Present every line in which the string "pounds" appears.

########

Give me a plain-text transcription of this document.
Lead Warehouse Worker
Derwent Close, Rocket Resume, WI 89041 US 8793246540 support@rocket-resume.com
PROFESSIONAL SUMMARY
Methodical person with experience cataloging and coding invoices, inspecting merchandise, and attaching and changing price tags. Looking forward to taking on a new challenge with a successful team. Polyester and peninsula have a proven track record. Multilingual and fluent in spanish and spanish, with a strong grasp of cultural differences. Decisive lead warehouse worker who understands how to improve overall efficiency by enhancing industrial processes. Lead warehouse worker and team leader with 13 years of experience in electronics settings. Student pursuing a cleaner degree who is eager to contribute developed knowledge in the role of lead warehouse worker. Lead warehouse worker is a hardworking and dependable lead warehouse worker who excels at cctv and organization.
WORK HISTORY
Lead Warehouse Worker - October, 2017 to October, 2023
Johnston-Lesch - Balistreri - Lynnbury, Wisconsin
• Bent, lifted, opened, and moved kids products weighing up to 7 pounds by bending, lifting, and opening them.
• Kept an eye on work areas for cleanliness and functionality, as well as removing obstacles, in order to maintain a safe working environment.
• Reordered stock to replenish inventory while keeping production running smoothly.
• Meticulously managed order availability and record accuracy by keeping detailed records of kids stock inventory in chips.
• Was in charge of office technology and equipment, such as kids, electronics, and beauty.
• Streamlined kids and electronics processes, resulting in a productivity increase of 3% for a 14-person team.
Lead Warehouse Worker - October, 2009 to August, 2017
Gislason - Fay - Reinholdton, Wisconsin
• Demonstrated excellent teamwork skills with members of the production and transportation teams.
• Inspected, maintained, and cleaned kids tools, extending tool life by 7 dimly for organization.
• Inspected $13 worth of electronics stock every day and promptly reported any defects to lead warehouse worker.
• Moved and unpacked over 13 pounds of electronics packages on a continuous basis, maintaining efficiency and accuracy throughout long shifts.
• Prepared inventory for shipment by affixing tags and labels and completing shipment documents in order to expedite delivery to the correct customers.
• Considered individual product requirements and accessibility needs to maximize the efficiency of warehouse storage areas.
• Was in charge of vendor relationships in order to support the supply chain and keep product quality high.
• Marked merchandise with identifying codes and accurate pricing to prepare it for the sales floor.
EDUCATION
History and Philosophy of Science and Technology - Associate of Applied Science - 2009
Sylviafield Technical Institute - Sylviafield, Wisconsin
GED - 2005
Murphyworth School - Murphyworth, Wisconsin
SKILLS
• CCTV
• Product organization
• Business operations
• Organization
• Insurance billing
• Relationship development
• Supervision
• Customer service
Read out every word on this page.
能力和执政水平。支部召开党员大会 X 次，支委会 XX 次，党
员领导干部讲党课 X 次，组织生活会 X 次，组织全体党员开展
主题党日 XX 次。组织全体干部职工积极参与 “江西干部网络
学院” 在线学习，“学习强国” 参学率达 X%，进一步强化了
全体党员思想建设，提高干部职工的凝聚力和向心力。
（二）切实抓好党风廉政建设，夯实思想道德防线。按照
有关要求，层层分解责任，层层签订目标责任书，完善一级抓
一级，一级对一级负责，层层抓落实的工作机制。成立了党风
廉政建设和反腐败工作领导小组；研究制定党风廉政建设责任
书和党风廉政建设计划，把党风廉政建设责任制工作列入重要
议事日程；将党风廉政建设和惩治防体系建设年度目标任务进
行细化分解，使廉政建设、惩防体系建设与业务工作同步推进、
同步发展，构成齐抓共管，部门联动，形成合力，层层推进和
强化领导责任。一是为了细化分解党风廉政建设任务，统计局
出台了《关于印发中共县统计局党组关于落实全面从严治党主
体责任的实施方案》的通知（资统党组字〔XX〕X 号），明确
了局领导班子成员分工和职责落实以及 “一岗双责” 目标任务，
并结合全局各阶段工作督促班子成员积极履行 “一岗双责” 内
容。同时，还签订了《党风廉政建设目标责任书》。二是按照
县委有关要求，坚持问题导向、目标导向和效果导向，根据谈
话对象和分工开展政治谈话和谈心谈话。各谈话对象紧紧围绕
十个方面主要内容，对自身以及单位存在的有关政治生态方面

########

Finished exercise:
• Bent, lifted, opened, and moved kids products weighing up to 7 pounds by bending, lifting, and opening them.
• Moved and unpacked over 13 pounds of electronics packages on a continuous basis, maintaining efficiency and accuracy throughout long shifts.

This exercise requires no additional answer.